⟨
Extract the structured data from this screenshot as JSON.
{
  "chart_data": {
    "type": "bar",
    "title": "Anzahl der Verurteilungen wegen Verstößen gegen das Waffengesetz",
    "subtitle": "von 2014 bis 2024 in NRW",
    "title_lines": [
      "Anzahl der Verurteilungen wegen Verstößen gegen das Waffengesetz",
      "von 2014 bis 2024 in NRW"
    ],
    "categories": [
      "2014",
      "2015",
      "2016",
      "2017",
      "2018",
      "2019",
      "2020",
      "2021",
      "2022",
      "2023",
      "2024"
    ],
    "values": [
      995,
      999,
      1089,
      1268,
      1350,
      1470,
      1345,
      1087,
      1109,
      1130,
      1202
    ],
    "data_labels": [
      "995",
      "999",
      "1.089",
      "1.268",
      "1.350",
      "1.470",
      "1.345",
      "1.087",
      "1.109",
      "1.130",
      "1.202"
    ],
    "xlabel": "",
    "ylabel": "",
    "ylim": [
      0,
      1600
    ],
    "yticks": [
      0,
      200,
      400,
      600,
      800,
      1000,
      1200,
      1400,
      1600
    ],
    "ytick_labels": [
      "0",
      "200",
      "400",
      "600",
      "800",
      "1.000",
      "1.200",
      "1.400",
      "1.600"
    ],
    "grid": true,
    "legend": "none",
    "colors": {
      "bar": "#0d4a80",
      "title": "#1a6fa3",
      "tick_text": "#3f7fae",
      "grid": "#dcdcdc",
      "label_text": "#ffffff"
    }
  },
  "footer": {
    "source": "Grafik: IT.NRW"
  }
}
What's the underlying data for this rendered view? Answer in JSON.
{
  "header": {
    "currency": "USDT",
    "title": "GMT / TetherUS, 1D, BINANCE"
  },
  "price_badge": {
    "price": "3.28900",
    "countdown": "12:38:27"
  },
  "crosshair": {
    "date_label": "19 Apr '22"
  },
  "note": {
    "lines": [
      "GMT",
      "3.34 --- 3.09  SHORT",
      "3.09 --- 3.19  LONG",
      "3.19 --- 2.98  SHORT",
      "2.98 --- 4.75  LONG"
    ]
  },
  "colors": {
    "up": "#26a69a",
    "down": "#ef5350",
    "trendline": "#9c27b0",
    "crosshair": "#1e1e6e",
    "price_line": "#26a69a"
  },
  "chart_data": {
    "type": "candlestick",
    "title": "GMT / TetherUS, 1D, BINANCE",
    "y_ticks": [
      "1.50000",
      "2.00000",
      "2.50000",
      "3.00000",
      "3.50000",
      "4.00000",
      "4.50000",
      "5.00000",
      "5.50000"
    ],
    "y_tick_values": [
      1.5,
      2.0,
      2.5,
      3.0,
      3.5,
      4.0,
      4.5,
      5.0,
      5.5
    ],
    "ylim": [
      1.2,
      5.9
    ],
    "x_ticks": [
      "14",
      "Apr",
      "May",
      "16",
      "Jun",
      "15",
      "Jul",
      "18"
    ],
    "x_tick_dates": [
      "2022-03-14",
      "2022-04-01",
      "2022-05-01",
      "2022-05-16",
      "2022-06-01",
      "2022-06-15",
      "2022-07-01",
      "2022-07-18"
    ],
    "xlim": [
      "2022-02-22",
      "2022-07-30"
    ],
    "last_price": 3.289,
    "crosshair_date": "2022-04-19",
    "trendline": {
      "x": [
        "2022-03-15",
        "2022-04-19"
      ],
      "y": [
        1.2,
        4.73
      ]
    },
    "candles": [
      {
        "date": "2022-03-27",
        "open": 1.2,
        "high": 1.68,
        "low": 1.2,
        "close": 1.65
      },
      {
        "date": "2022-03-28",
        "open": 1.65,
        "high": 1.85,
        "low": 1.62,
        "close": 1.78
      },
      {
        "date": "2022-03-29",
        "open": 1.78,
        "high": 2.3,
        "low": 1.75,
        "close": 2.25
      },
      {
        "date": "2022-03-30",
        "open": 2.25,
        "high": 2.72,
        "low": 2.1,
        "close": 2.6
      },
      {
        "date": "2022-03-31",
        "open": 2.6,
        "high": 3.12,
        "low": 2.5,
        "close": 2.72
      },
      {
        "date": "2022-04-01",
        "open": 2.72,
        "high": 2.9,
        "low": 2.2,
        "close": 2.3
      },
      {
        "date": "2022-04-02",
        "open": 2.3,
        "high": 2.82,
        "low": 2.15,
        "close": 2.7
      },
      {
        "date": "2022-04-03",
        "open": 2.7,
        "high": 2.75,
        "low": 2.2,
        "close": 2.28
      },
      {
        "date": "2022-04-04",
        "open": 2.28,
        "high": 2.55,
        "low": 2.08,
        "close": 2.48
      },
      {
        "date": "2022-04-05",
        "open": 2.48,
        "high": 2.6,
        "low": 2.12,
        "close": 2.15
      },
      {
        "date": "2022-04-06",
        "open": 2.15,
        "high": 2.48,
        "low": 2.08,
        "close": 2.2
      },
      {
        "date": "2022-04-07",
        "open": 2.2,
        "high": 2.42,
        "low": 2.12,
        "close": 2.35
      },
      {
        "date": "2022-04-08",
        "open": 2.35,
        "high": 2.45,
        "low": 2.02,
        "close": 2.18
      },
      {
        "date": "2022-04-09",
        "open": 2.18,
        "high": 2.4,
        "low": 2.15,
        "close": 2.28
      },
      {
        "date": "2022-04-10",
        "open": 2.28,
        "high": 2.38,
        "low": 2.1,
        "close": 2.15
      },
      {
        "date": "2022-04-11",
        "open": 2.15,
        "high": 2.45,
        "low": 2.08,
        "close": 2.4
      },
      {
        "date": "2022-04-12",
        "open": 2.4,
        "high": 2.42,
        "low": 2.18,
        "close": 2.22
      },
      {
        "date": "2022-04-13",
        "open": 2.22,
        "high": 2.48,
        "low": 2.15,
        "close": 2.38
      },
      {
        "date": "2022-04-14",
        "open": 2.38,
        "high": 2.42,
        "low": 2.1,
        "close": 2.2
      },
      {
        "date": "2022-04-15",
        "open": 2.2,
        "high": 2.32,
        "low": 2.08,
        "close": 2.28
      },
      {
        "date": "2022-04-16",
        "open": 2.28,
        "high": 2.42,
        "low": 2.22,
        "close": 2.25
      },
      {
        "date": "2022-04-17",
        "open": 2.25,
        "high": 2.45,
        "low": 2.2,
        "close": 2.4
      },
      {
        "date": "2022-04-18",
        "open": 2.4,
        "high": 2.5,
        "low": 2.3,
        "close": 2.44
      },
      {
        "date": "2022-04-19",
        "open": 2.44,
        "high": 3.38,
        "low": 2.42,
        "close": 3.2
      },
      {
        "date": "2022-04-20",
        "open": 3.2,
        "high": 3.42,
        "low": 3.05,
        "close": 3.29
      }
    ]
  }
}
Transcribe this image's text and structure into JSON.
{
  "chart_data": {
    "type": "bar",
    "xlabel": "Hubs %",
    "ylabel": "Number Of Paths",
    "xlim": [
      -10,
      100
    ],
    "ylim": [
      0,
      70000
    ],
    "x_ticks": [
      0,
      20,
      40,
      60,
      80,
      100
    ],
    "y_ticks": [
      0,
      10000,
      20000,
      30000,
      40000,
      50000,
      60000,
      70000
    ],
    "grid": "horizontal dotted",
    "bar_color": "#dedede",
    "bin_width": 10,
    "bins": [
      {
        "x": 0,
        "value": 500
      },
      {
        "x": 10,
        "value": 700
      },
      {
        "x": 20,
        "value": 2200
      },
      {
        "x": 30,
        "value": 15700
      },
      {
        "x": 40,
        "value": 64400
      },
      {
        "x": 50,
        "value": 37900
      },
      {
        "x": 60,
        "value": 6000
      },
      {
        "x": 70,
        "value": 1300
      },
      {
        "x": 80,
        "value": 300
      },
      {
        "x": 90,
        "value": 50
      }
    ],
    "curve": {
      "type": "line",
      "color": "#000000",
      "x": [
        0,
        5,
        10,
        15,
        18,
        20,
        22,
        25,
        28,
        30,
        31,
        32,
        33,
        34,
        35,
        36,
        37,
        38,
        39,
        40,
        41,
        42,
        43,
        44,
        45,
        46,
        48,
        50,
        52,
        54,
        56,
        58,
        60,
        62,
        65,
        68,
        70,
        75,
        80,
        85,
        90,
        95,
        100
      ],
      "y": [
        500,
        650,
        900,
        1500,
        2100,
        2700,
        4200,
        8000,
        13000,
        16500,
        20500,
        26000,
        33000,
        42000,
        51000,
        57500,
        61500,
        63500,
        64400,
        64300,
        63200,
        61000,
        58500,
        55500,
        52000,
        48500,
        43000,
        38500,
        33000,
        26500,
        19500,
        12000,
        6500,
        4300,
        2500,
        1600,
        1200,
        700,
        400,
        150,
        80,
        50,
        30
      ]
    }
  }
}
⟩
**What is needed**
Using the entries above, return each line in which the word "Verstößen" occurs.

**Full response**
    "title": "Anzahl der Verurteilungen wegen Verstößen gegen das Waffengesetz",
      "Anzahl der Verurteilungen wegen Verstößen gegen das Waffengesetz",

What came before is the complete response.